### Exercise requirements
Find the word "letztem" in the records below. List each line containing it.

— start Listed entries —

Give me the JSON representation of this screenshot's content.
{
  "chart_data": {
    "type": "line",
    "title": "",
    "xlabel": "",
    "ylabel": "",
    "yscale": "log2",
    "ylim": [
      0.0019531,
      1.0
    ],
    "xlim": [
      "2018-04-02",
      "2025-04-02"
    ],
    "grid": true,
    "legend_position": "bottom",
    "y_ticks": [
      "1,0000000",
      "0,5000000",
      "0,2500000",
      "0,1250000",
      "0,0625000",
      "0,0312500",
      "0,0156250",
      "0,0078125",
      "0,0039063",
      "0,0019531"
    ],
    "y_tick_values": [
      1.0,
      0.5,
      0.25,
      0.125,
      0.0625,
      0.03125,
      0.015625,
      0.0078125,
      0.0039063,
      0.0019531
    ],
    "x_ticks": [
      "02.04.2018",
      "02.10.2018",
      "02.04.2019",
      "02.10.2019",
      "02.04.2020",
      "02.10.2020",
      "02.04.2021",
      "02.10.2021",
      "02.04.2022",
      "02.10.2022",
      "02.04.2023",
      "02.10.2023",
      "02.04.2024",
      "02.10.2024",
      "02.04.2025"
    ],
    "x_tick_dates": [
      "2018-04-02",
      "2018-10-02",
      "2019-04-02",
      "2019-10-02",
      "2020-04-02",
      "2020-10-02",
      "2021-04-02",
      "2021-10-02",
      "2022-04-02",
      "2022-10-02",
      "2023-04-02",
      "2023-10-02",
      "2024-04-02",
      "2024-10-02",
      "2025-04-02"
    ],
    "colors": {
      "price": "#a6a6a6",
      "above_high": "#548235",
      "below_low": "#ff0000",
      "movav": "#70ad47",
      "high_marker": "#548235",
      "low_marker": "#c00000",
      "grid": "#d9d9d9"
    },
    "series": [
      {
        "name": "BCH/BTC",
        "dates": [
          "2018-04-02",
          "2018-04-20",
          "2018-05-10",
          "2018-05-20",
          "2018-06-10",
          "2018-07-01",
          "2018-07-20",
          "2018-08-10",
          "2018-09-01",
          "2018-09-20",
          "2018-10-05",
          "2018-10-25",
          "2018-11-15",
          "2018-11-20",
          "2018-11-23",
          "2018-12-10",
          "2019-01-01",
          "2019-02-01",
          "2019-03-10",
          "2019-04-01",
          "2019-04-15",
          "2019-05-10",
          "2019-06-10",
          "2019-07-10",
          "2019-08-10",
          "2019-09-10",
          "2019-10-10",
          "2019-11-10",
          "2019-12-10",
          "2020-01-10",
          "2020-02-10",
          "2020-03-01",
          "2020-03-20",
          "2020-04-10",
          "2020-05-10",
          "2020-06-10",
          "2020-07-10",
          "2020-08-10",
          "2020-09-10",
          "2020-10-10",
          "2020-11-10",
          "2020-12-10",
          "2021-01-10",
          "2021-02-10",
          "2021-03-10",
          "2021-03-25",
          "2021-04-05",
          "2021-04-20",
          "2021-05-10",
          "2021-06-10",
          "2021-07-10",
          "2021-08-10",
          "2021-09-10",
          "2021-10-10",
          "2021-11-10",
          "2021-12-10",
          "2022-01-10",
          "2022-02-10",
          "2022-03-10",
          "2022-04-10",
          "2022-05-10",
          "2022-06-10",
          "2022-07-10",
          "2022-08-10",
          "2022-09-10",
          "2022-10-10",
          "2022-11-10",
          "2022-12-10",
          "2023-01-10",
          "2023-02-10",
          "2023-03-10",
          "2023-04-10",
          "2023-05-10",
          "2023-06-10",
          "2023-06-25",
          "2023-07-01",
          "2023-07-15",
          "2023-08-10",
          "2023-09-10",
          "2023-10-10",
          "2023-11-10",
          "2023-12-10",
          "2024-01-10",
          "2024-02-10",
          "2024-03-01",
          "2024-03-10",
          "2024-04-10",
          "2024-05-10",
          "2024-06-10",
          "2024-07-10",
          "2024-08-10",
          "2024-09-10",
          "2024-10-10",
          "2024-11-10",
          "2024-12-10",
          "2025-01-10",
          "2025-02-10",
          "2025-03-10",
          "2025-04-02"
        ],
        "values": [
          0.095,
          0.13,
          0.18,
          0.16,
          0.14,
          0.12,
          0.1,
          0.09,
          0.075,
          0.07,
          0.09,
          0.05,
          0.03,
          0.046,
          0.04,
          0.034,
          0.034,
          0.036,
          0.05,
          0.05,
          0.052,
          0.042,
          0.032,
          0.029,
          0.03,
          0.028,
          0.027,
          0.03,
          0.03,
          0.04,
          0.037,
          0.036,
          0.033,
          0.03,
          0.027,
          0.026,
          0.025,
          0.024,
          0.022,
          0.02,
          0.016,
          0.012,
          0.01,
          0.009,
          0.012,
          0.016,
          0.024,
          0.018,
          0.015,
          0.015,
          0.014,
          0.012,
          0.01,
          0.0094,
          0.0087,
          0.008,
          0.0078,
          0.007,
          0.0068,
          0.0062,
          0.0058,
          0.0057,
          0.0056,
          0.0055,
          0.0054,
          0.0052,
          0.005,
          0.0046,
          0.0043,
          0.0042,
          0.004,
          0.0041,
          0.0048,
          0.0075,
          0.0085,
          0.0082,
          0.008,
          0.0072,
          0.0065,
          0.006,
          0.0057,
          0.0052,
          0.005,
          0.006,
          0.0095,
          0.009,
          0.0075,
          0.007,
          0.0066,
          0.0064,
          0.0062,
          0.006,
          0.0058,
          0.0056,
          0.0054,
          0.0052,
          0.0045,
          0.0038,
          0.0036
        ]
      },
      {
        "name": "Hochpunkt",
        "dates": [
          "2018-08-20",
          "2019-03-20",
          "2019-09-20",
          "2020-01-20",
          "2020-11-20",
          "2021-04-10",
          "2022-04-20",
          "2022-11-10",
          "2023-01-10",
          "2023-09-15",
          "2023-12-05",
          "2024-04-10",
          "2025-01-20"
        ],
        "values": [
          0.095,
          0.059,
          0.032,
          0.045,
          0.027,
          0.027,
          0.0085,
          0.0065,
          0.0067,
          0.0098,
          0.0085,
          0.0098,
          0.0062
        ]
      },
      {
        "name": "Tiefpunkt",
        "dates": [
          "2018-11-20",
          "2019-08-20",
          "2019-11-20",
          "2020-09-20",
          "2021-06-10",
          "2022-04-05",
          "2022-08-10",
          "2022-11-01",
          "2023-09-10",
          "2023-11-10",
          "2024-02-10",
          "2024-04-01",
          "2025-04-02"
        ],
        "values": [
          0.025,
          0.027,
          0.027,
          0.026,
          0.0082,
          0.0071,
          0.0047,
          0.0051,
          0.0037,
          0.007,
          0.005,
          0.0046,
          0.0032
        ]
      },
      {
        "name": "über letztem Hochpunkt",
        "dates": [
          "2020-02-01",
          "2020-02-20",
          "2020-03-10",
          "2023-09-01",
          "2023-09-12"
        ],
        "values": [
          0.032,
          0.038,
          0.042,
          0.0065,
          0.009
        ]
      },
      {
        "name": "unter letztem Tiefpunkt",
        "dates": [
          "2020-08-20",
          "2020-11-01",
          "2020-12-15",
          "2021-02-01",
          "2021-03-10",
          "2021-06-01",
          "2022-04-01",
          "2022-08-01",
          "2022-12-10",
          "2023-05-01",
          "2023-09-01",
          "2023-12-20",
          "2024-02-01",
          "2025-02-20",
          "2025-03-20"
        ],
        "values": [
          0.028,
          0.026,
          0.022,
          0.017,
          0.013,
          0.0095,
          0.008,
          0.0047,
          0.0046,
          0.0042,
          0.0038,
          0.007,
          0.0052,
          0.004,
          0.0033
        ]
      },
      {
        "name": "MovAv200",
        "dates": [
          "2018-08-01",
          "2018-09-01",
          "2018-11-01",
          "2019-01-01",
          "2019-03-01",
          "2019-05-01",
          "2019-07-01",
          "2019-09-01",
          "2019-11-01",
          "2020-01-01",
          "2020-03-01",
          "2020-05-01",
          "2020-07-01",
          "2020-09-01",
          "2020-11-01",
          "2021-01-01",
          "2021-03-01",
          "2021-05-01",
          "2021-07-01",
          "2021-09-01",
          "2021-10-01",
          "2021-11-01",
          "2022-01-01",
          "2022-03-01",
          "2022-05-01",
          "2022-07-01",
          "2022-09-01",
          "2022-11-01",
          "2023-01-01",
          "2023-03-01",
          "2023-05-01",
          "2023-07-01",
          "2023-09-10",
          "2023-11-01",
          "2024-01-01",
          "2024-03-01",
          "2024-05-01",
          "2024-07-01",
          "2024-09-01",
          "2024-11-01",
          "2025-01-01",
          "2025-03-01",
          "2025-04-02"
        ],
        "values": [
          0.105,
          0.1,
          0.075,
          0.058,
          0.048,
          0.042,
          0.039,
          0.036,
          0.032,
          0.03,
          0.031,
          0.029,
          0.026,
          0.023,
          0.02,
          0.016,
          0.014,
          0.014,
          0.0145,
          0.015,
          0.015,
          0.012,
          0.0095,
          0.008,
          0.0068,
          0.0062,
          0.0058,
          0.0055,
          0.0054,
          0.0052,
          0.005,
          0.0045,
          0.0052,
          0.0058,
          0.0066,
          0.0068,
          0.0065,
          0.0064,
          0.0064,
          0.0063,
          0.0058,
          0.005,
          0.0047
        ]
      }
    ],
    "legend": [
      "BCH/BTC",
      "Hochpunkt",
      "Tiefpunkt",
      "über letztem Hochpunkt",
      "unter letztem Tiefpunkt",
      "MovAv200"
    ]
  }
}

— end Listed entries —

### The reply
        "name": "über letztem Hochpunkt",
        "name": "unter letztem Tiefpunkt",
      "über letztem Hochpunkt",
      "unter letztem Tiefpunkt",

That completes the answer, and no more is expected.